◆ **Data for this exercise**:
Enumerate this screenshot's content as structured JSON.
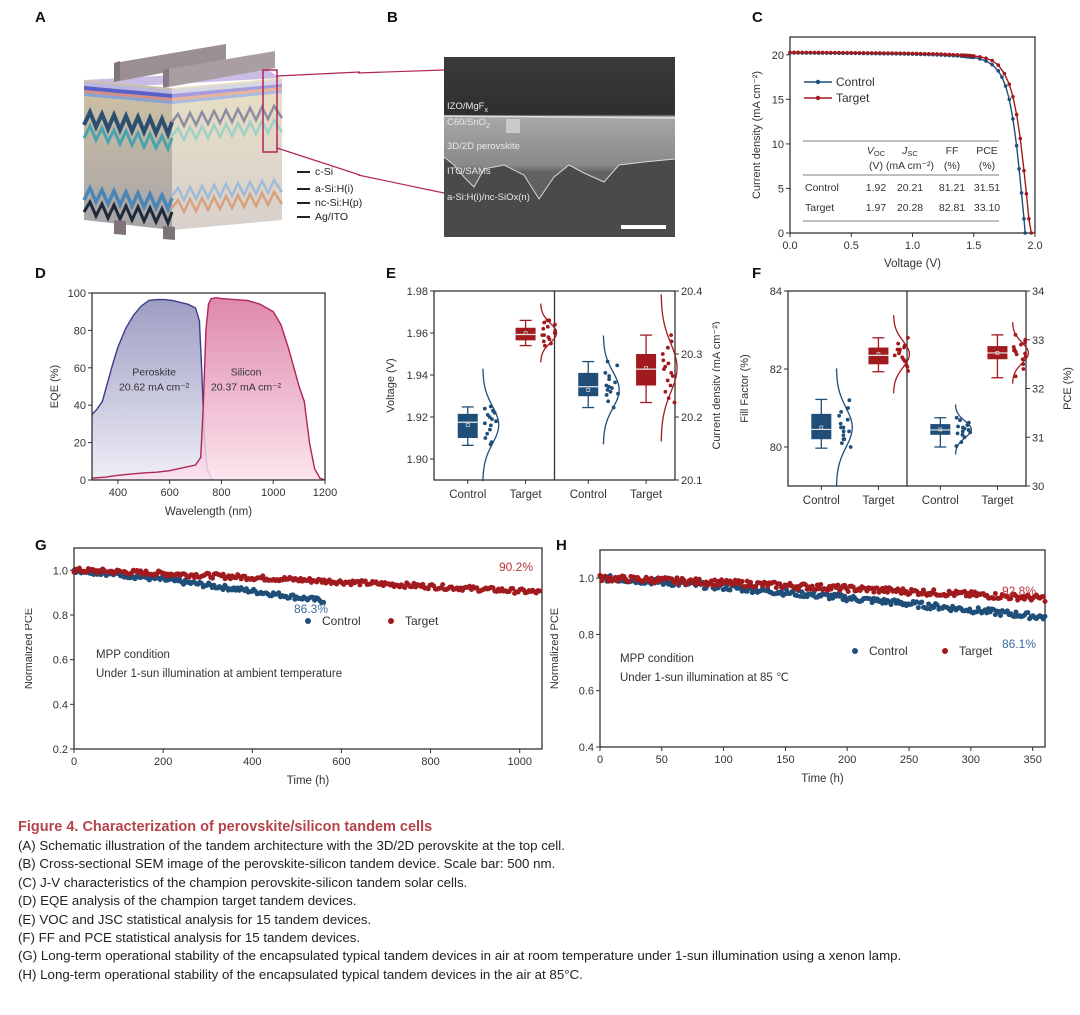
{
  "figure": {
    "panel_labels": [
      "A",
      "B",
      "C",
      "D",
      "E",
      "F",
      "G",
      "H"
    ],
    "colors": {
      "control": "#1f4e79",
      "target": "#a11a1e",
      "perovskite_fill": "#8c8cb8",
      "silicon_fill": "#d9739b",
      "caption_title": "#b3444a",
      "callout": "#b0245c"
    }
  },
  "panel_a": {
    "layers": [
      "c-Si",
      "a-Si:H(i)",
      "nc-Si:H(p)",
      "Ag/ITO"
    ]
  },
  "panel_b": {
    "layers": [
      "IZO/MgFx",
      "C60/SnO2",
      "3D/2D perovskite",
      "ITO/SAMs",
      "a-Si:H(i)/nc-SiOx(n)"
    ],
    "scale_bar": "500 nm"
  },
  "chart_data": [
    {
      "panel": "C",
      "type": "line",
      "xlabel": "Voltage (V)",
      "ylabel": "Current density (mA cm⁻²)",
      "xlim": [
        0,
        2.0
      ],
      "ylim": [
        0,
        22
      ],
      "xticks": [
        "0.0",
        "0.5",
        "1.0",
        "1.5",
        "2.0"
      ],
      "yticks": [
        "0",
        "5",
        "10",
        "15",
        "20"
      ],
      "legend": [
        "Control",
        "Target"
      ],
      "legend_position": "upper-left",
      "series": [
        {
          "name": "Control",
          "x": [
            0,
            0.2,
            0.4,
            0.6,
            0.8,
            1.0,
            1.2,
            1.4,
            1.5,
            1.55,
            1.6,
            1.65,
            1.7,
            1.73,
            1.76,
            1.79,
            1.82,
            1.85,
            1.87,
            1.89,
            1.91,
            1.92
          ],
          "y": [
            20.21,
            20.2,
            20.18,
            20.15,
            20.12,
            20.08,
            20.0,
            19.85,
            19.7,
            19.55,
            19.3,
            18.9,
            18.2,
            17.5,
            16.5,
            15.0,
            12.8,
            9.8,
            7.2,
            4.5,
            1.6,
            0
          ]
        },
        {
          "name": "Target",
          "x": [
            0,
            0.2,
            0.4,
            0.6,
            0.8,
            1.0,
            1.2,
            1.4,
            1.5,
            1.55,
            1.6,
            1.65,
            1.7,
            1.75,
            1.79,
            1.82,
            1.85,
            1.88,
            1.91,
            1.93,
            1.95,
            1.97
          ],
          "y": [
            20.28,
            20.27,
            20.25,
            20.22,
            20.2,
            20.16,
            20.1,
            19.98,
            19.88,
            19.78,
            19.62,
            19.35,
            18.85,
            17.9,
            16.7,
            15.3,
            13.3,
            10.6,
            7.0,
            4.4,
            1.6,
            0
          ]
        }
      ],
      "table": {
        "headers": [
          [
            "",
            "V_OC",
            "J_SC",
            "FF",
            "PCE"
          ],
          [
            "",
            "(V)",
            "(mA cm⁻²)",
            "(%)",
            "(%)"
          ]
        ],
        "rows": [
          [
            "Control",
            "1.92",
            "20.21",
            "81.21",
            "31.51"
          ],
          [
            "Target",
            "1.97",
            "20.28",
            "82.81",
            "33.10"
          ]
        ]
      }
    },
    {
      "panel": "D",
      "type": "area",
      "xlabel": "Wavelength (nm)",
      "ylabel": "EQE (%)",
      "xlim": [
        300,
        1200
      ],
      "ylim": [
        0,
        100
      ],
      "xticks": [
        "400",
        "600",
        "800",
        "1000",
        "1200"
      ],
      "yticks": [
        "0",
        "20",
        "40",
        "60",
        "80",
        "100"
      ],
      "series": [
        {
          "name": "Perovskite",
          "annotation": [
            "Peroskite",
            "20.62 mA cm⁻²"
          ],
          "x": [
            300,
            320,
            340,
            360,
            380,
            400,
            430,
            460,
            490,
            520,
            550,
            580,
            610,
            640,
            670,
            700,
            715,
            725,
            735,
            745,
            760,
            770
          ],
          "y": [
            35,
            38,
            42,
            52,
            62,
            71,
            81,
            88,
            93,
            96,
            96.5,
            96.5,
            96,
            95,
            94,
            92,
            85,
            55,
            20,
            6,
            1,
            0
          ]
        },
        {
          "name": "Silicon",
          "annotation": [
            "Silicon",
            "20.37 mA cm⁻²"
          ],
          "x": [
            300,
            350,
            400,
            450,
            500,
            550,
            600,
            650,
            700,
            720,
            730,
            740,
            750,
            760,
            780,
            800,
            850,
            900,
            950,
            1000,
            1030,
            1060,
            1080,
            1100,
            1120,
            1140,
            1160,
            1180,
            1200
          ],
          "y": [
            1,
            1.5,
            2.5,
            3.2,
            3.8,
            4.2,
            5,
            6.5,
            8,
            12,
            40,
            80,
            94,
            97,
            97.5,
            97,
            96.5,
            96,
            94,
            90,
            83,
            70,
            60,
            50,
            42,
            20,
            6,
            1,
            0
          ]
        }
      ]
    },
    {
      "panel": "E",
      "type": "box",
      "ylabel_left": "Voltage (V)",
      "ylabel_right": "Current density (mA cm⁻²)",
      "ylim_left": [
        1.89,
        1.98
      ],
      "ylim_right": [
        20.1,
        20.4
      ],
      "yticks_left": [
        "1.90",
        "1.92",
        "1.94",
        "1.96",
        "1.98"
      ],
      "yticks_right": [
        "20.1",
        "20.2",
        "20.3",
        "20.4"
      ],
      "categories": [
        "Control",
        "Target",
        "Control",
        "Target"
      ],
      "boxes": [
        {
          "group": "Control",
          "metric": "Voc",
          "axis": "left",
          "whisker_low": 1.9065,
          "q1": 1.91,
          "median": 1.9175,
          "mean": 1.9162,
          "q3": 1.9215,
          "whisker_high": 1.9248,
          "points": [
            1.907,
            1.908,
            1.91,
            1.912,
            1.914,
            1.916,
            1.917,
            1.918,
            1.919,
            1.92,
            1.921,
            1.922,
            1.923,
            1.924,
            1.925
          ]
        },
        {
          "group": "Target",
          "metric": "Voc",
          "axis": "left",
          "whisker_low": 1.954,
          "q1": 1.9565,
          "median": 1.9593,
          "mean": 1.96,
          "q3": 1.9625,
          "whisker_high": 1.966,
          "points": [
            1.954,
            1.955,
            1.956,
            1.957,
            1.958,
            1.959,
            1.959,
            1.96,
            1.961,
            1.962,
            1.963,
            1.964,
            1.965,
            1.966,
            1.966
          ]
        },
        {
          "group": "Control",
          "metric": "Jsc",
          "axis": "right",
          "whisker_low": 20.215,
          "q1": 20.233,
          "median": 20.248,
          "mean": 20.243,
          "q3": 20.27,
          "whisker_high": 20.288,
          "points": [
            20.215,
            20.225,
            20.235,
            20.237,
            20.24,
            20.243,
            20.246,
            20.248,
            20.25,
            20.255,
            20.26,
            20.265,
            20.27,
            20.282,
            20.288
          ]
        },
        {
          "group": "Target",
          "metric": "Jsc",
          "axis": "right",
          "whisker_low": 20.223,
          "q1": 20.25,
          "median": 20.276,
          "mean": 20.278,
          "q3": 20.3,
          "whisker_high": 20.33,
          "points": [
            20.223,
            20.23,
            20.24,
            20.25,
            20.258,
            20.265,
            20.27,
            20.276,
            20.28,
            20.285,
            20.29,
            20.3,
            20.31,
            20.32,
            20.33
          ]
        }
      ]
    },
    {
      "panel": "F",
      "type": "box",
      "ylabel_left": "Fill Factor (%)",
      "ylabel_right": "PCE (%)",
      "ylim_left": [
        79,
        84
      ],
      "ylim_right": [
        30,
        34
      ],
      "yticks_left": [
        "80",
        "82",
        "84"
      ],
      "yticks_right": [
        "30",
        "31",
        "32",
        "33",
        "34"
      ],
      "categories": [
        "Control",
        "Target",
        "Control",
        "Target"
      ],
      "boxes": [
        {
          "group": "Control",
          "metric": "FF",
          "axis": "left",
          "whisker_low": 79.97,
          "q1": 80.2,
          "median": 80.45,
          "mean": 80.5,
          "q3": 80.85,
          "whisker_high": 81.22,
          "points": [
            80.0,
            80.1,
            80.2,
            80.2,
            80.3,
            80.4,
            80.4,
            80.5,
            80.5,
            80.6,
            80.7,
            80.8,
            80.9,
            81.0,
            81.2
          ]
        },
        {
          "group": "Target",
          "metric": "FF",
          "axis": "left",
          "whisker_low": 81.93,
          "q1": 82.12,
          "median": 82.35,
          "mean": 82.38,
          "q3": 82.55,
          "whisker_high": 82.8,
          "points": [
            81.95,
            82.05,
            82.1,
            82.2,
            82.25,
            82.3,
            82.35,
            82.4,
            82.45,
            82.5,
            82.5,
            82.55,
            82.6,
            82.65,
            82.8
          ]
        },
        {
          "group": "Control",
          "metric": "PCE",
          "axis": "right",
          "whisker_low": 30.8,
          "q1": 31.05,
          "median": 31.15,
          "mean": 31.16,
          "q3": 31.27,
          "whisker_high": 31.4,
          "points": [
            30.82,
            30.9,
            31.0,
            31.05,
            31.08,
            31.1,
            31.12,
            31.15,
            31.18,
            31.2,
            31.22,
            31.25,
            31.3,
            31.35,
            31.4
          ]
        },
        {
          "group": "Target",
          "metric": "PCE",
          "axis": "right",
          "whisker_low": 32.22,
          "q1": 32.6,
          "median": 32.73,
          "mean": 32.73,
          "q3": 32.87,
          "whisker_high": 33.1,
          "points": [
            32.25,
            32.4,
            32.5,
            32.6,
            32.65,
            32.7,
            32.72,
            32.75,
            32.78,
            32.8,
            32.85,
            32.9,
            32.95,
            33.0,
            33.1
          ]
        }
      ]
    },
    {
      "panel": "G",
      "type": "scatter",
      "xlabel": "Time (h)",
      "ylabel": "Normalized PCE",
      "xlim": [
        0,
        1050
      ],
      "ylim": [
        0.2,
        1.1
      ],
      "xticks": [
        "0",
        "200",
        "400",
        "600",
        "800",
        "1000"
      ],
      "yticks": [
        "0.2",
        "0.4",
        "0.6",
        "0.8",
        "1.0"
      ],
      "legend": [
        "Control",
        "Target"
      ],
      "legend_position": "center",
      "annotations": [
        "MPP condition",
        "Under 1-sun illumination at ambient temperature"
      ],
      "end_labels": {
        "Control": "86.3%",
        "Target": "90.2%"
      },
      "series": [
        {
          "name": "Control",
          "x_range": [
            0,
            560
          ],
          "start": 1.0,
          "end": 0.863
        },
        {
          "name": "Target",
          "x_range": [
            0,
            1045
          ],
          "start": 1.0,
          "end": 0.902
        }
      ]
    },
    {
      "panel": "H",
      "type": "scatter",
      "xlabel": "Time (h)",
      "ylabel": "Normalized PCE",
      "xlim": [
        0,
        360
      ],
      "ylim": [
        0.4,
        1.1
      ],
      "xticks": [
        "0",
        "50",
        "100",
        "150",
        "200",
        "250",
        "300",
        "350"
      ],
      "yticks": [
        "0.4",
        "0.6",
        "0.8",
        "1.0"
      ],
      "legend": [
        "Control",
        "Target"
      ],
      "legend_position": "center-right",
      "annotations": [
        "MPP condition",
        "Under 1-sun illumination at 85 ℃"
      ],
      "end_labels": {
        "Control": "86.1%",
        "Target": "92.8%"
      },
      "series": [
        {
          "name": "Control",
          "x_range": [
            0,
            360
          ],
          "start": 1.0,
          "end": 0.861
        },
        {
          "name": "Target",
          "x_range": [
            0,
            360
          ],
          "start": 1.0,
          "end": 0.928
        }
      ]
    }
  ],
  "caption": {
    "title": "Figure 4.  Characterization of perovskite/silicon tandem cells",
    "lines": [
      "(A) Schematic illustration of the tandem architecture with the 3D/2D perovskite at the top cell.",
      "(B) Cross-sectional SEM image of the perovskite-silicon tandem device. Scale bar: 500 nm.",
      "(C) J-V characteristics of the champion perovskite-silicon tandem solar cells.",
      "(D) EQE analysis of the champion target tandem devices.",
      "(E) VOC and JSC statistical analysis for 15 tandem devices.",
      "(F) FF and PCE statistical analysis for 15 tandem devices.",
      "(G) Long-term operational stability of the encapsulated typical tandem devices in air at room temperature under 1-sun illumination using a xenon lamp.",
      "(H) Long-term operational stability of the encapsulated typical tandem devices in the air at 85°C."
    ]
  }
}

◆ **What is required**:
For each line above that holds the string "operational", provide a copy of that line.

◆ **Solution for this problem**:
      "(G) Long-term operational stability of the encapsulated typical tandem devices in air at room temperature under 1-sun illumination using a xenon lamp.",
      "(H) Long-term operational stability of the encapsulated typical tandem devices in the air at 85°C."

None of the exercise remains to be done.